Article
╭──

A quick overview of SMTP
SMTP is the Internet protocol used to transfer electronic mail between computers, much like HTTP is the Internet protocol used to transfer web pages between computers. Like HTTP, there has been more than one generation of SMTP; the second generation is called ESMTP (for Extended SMTP), but the differences are not important for this introduction.
This attempts to be a quick overview of SMTP and related concepts, explaining enough of how it works so that the reader can follow reasonable technical discussions.
In SMTP (and in the rest of this discussion), the client is the computer that is sending email, and the server is the computer that is receiving it. Thus we say SMTP clients (or SMTP senders) send email to SMTP servers, although the machines involved may both be servers in the general sense; for example an ISP's mail server sending email to the SMTP servers for utoronto.ca.
The envelope versus the letter
Just like physical letters, SMTP email has two different sets of address information: the envelope headers, like the addresses on the outside of an envelope, which are used by mail transport software to route and deliver the email, and the normal headers, which are part of the mail message and which are only read and interpreted by the user and his software, just like the address attached to a salutation at the start of a physical letter. Unlike the post office, SMTP usually throws away most of the envelope before it hands the message to the user, so many users are not aware of the envelope headers.
In fact, SMTP never looks at the message headers at all; as far as SMTP is concerned, the email message (headers and all) is just one big blob that it shuttles around. Many SMTP clients are perfectly happy to deliver email with badly broken or entirely nonexistent message headers.
The SMTP protocol
Like many Internet protocols, SMTP operates by sending lines of text back and forth between the client and the server. The client sends commands and eventually the email message, and the server sends back responses to tell the client if the server accepted the command or if something went wrong.

╰──

Task statement
In the SMTP overview, what is the second generation of SMTP called? The items after this overview play no part in the work.

Entries shown
╭──

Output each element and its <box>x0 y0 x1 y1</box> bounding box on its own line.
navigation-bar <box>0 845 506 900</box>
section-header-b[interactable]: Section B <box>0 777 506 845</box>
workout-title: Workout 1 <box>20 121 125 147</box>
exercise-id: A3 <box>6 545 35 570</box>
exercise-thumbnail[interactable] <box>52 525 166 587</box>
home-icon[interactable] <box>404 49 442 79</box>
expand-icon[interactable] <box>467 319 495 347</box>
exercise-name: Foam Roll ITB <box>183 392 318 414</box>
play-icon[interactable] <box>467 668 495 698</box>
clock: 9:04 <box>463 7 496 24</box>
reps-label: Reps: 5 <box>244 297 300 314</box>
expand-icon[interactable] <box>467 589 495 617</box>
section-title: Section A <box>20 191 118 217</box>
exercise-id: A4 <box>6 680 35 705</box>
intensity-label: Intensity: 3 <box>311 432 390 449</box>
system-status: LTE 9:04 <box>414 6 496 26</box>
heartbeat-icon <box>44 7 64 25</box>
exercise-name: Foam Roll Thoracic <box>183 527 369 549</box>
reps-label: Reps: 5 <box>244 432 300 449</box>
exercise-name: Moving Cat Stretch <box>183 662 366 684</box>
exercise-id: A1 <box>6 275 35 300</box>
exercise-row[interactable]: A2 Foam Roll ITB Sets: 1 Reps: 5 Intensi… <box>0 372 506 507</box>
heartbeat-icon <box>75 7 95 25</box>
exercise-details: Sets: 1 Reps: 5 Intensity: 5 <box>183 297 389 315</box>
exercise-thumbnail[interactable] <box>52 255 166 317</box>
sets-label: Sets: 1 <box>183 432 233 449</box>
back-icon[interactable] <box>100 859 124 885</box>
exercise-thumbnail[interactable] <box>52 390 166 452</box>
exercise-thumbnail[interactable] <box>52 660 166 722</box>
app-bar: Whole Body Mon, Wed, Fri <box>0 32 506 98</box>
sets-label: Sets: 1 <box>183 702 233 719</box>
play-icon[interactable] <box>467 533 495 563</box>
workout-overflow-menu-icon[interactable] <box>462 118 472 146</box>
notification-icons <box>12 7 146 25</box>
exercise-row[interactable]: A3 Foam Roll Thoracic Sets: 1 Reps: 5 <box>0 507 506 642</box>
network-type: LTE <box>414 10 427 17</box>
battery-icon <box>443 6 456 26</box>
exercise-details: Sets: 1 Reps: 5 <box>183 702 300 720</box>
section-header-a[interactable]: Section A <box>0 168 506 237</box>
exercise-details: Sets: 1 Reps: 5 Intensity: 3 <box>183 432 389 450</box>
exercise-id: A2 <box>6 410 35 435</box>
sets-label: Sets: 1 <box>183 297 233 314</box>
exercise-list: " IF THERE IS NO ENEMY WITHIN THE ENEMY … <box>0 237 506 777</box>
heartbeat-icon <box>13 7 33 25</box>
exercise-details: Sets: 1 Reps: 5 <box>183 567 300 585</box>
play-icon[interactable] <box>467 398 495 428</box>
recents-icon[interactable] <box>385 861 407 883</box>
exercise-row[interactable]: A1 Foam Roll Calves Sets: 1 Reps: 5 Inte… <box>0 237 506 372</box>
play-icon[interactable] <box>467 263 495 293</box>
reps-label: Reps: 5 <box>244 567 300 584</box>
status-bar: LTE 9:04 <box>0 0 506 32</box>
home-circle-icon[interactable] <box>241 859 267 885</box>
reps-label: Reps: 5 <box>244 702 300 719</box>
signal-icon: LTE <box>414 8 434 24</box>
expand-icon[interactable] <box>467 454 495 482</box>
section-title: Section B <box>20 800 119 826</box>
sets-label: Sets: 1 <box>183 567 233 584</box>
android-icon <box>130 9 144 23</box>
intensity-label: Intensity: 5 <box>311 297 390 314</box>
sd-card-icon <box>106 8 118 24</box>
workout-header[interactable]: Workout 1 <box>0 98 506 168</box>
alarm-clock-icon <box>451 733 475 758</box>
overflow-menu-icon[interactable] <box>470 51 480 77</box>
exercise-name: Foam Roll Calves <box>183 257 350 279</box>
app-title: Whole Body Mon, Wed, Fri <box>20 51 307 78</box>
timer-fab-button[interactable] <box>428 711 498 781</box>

╰──

Task answer
ESMTP, for Extended SMTP.